### THE EXERCISE:
Select lines where the word "Georgiev" appears.

### INFORMATION PROVIDED:
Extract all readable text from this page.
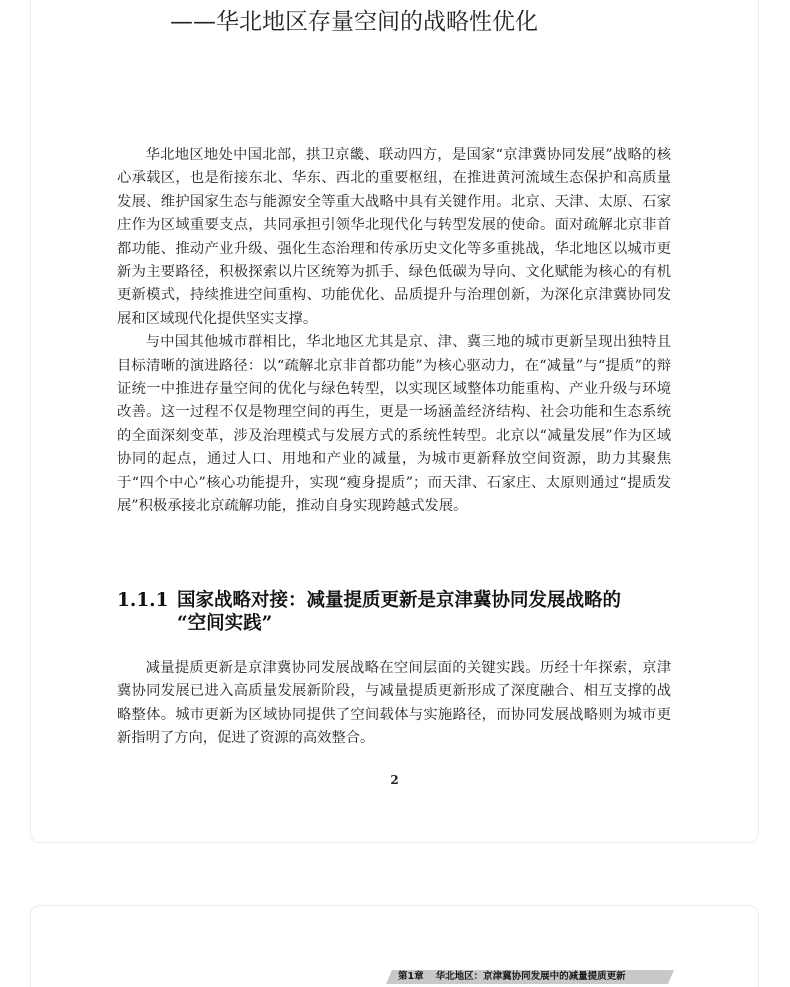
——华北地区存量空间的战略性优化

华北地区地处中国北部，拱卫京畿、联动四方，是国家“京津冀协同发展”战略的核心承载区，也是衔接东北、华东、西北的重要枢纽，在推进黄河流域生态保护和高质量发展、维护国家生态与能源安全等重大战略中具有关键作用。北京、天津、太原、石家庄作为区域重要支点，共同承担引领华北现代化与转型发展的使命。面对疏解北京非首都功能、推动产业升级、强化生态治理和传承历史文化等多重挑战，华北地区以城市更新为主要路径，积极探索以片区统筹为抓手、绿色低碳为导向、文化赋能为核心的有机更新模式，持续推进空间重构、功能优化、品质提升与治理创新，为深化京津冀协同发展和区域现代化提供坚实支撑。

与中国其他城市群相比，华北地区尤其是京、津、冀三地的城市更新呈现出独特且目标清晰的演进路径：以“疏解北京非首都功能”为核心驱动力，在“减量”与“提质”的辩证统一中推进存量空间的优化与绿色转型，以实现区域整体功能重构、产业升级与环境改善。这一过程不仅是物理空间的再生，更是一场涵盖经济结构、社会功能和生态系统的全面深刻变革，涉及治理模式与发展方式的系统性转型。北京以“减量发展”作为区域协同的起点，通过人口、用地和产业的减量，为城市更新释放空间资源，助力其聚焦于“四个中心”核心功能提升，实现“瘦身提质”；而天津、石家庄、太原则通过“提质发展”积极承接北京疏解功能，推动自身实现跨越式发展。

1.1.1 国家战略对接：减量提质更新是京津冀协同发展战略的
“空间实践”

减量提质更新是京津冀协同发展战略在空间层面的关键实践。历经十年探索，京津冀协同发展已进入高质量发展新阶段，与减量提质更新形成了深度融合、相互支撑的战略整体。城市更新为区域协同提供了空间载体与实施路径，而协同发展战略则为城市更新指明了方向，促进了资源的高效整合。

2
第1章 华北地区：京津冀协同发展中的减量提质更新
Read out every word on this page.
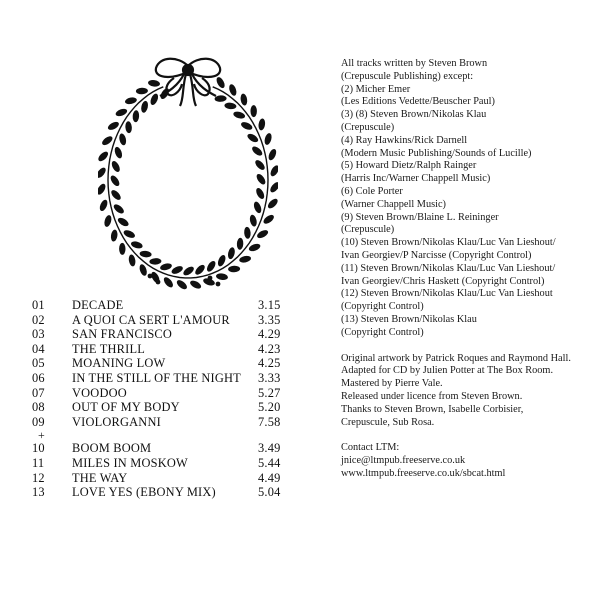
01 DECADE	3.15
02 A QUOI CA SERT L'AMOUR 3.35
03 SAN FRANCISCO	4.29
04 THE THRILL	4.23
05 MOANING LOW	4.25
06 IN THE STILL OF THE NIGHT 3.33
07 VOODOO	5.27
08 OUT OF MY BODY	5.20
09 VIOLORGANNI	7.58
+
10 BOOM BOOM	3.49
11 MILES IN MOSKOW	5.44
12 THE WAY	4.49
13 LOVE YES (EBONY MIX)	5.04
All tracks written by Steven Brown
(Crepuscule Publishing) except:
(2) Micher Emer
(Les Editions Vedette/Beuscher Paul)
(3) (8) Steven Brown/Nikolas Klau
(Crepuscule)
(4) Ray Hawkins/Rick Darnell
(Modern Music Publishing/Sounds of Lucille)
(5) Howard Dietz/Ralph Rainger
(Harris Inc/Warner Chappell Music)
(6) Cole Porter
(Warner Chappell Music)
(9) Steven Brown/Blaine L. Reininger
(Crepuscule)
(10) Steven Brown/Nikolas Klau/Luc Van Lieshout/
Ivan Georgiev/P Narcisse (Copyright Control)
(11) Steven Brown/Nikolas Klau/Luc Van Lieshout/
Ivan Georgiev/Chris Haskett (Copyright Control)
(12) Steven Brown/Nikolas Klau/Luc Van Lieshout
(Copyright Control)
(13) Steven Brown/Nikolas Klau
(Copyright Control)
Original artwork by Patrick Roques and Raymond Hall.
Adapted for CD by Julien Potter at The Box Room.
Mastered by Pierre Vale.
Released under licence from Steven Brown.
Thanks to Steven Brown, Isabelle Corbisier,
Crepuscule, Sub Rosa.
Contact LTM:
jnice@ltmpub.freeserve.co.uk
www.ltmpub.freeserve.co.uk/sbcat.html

### CORRECT RESULT:
Ivan Georgiev/P Narcisse (Copyright Control)
Ivan Georgiev/Chris Haskett (Copyright Control)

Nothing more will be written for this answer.